Aim of the exercise: From the entries below, pull out each line where "canons" appears.

====== Input data

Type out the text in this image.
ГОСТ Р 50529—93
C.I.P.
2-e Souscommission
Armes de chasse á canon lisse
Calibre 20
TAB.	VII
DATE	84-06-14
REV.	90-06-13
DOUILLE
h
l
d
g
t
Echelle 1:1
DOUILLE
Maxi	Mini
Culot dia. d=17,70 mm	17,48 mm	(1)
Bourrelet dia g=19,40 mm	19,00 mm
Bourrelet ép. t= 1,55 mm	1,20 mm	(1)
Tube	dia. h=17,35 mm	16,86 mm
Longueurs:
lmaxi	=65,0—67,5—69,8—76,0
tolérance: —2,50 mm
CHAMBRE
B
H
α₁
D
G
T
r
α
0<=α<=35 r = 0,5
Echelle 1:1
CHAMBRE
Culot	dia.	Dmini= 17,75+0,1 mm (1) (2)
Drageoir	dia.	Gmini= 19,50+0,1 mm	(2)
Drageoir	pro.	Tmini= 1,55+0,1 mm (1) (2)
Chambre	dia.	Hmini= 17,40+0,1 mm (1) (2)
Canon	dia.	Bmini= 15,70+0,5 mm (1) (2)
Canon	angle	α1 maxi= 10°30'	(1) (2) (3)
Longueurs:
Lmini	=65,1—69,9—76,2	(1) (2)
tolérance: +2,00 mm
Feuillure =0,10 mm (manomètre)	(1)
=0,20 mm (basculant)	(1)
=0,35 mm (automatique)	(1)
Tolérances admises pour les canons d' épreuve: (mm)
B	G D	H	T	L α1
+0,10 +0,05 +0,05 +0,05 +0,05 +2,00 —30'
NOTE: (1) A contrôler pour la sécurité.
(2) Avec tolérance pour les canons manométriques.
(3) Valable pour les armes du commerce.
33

============

Written answer:
Tolérances admises pour les canons d' épreuve: (mm)
(2) Avec tolérance pour les canons manométriques.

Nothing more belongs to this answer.